### What to produce
Set out each line from the following listing that includes the word "informacji".

### Data records

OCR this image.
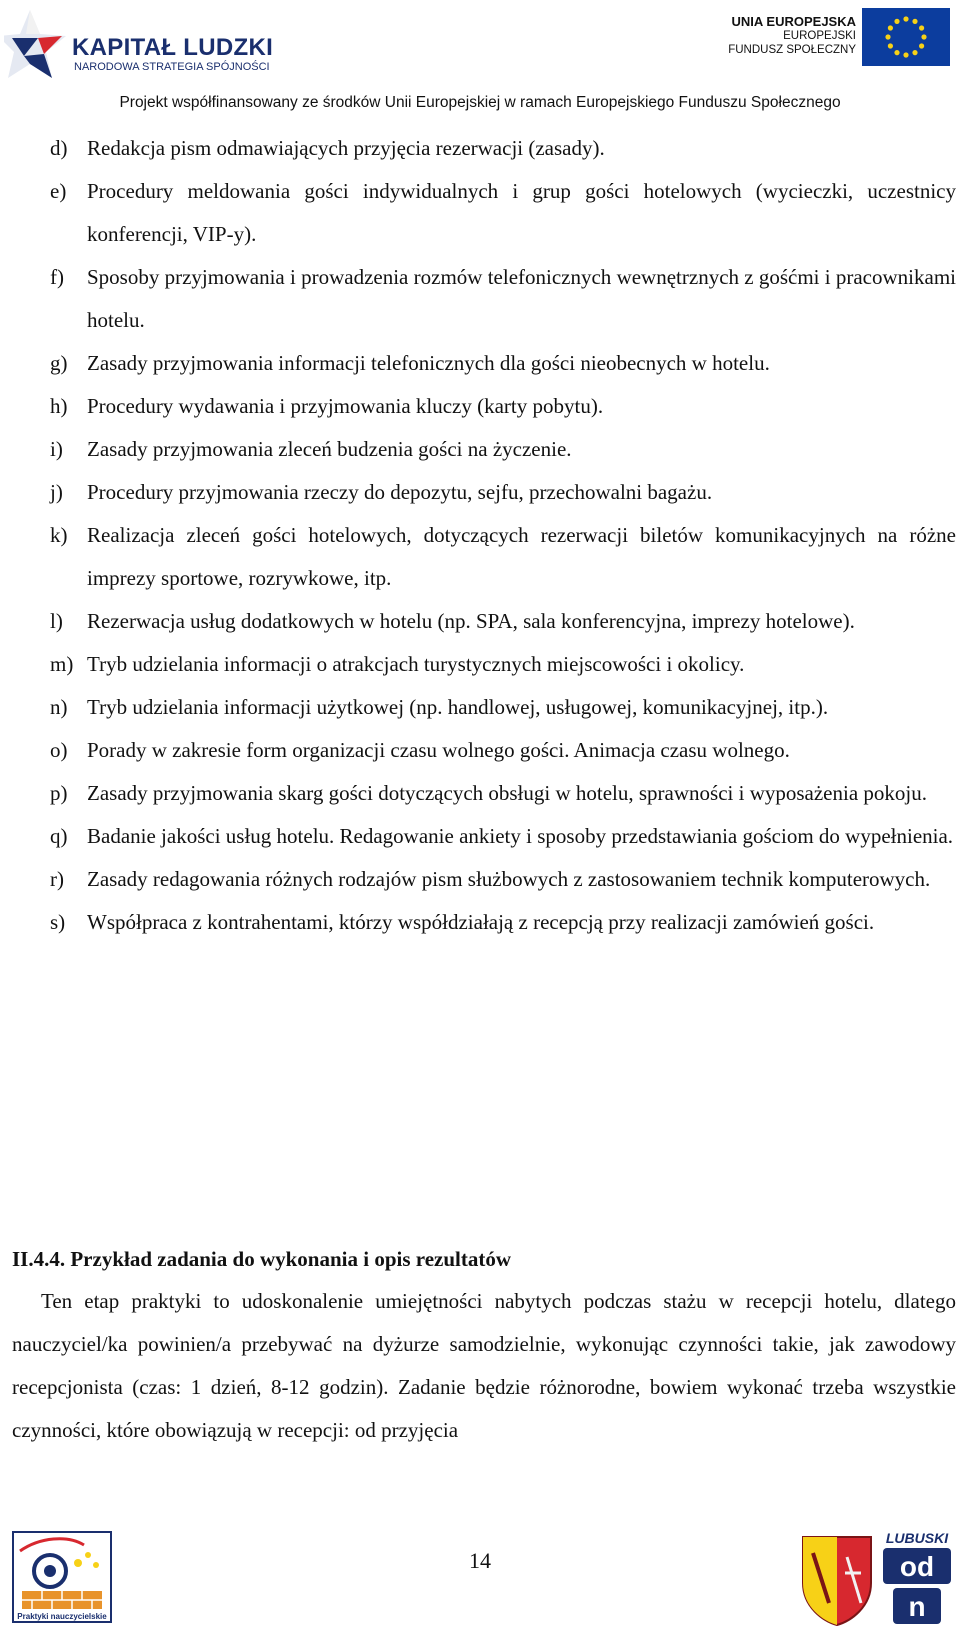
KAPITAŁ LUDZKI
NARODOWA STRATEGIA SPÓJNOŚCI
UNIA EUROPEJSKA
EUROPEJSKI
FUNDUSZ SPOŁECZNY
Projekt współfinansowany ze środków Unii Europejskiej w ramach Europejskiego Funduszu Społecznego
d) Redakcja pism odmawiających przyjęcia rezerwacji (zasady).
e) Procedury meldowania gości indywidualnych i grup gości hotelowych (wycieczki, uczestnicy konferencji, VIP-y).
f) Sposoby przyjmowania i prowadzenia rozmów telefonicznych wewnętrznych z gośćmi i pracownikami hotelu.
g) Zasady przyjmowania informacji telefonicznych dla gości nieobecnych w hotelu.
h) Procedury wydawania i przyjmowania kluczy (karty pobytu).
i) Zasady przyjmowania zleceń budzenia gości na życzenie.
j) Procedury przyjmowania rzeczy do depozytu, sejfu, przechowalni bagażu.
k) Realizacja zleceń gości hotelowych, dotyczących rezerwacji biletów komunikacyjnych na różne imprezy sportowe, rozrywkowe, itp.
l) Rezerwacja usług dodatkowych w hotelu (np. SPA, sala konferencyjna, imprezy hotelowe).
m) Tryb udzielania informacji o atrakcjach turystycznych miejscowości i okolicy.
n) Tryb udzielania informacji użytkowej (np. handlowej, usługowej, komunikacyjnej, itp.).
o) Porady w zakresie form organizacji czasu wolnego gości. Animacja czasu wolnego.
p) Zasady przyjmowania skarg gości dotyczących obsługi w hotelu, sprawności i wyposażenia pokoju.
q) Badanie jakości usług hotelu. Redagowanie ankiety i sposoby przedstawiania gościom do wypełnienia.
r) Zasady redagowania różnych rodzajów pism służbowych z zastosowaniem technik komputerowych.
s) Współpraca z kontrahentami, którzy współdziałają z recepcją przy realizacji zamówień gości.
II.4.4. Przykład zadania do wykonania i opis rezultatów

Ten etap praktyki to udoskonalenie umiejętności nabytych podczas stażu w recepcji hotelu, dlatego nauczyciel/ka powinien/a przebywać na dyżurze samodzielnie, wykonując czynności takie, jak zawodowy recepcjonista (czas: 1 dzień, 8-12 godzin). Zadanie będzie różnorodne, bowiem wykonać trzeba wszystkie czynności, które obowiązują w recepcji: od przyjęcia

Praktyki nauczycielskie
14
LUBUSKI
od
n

### Task solution
g) Zasady przyjmowania informacji telefonicznych dla gości nieobecnych w hotelu.
m) Tryb udzielania informacji o atrakcjach turystycznych miejscowości i okolicy.
n) Tryb udzielania informacji użytkowej (np. handlowej, usługowej, komunikacyjnej, itp.).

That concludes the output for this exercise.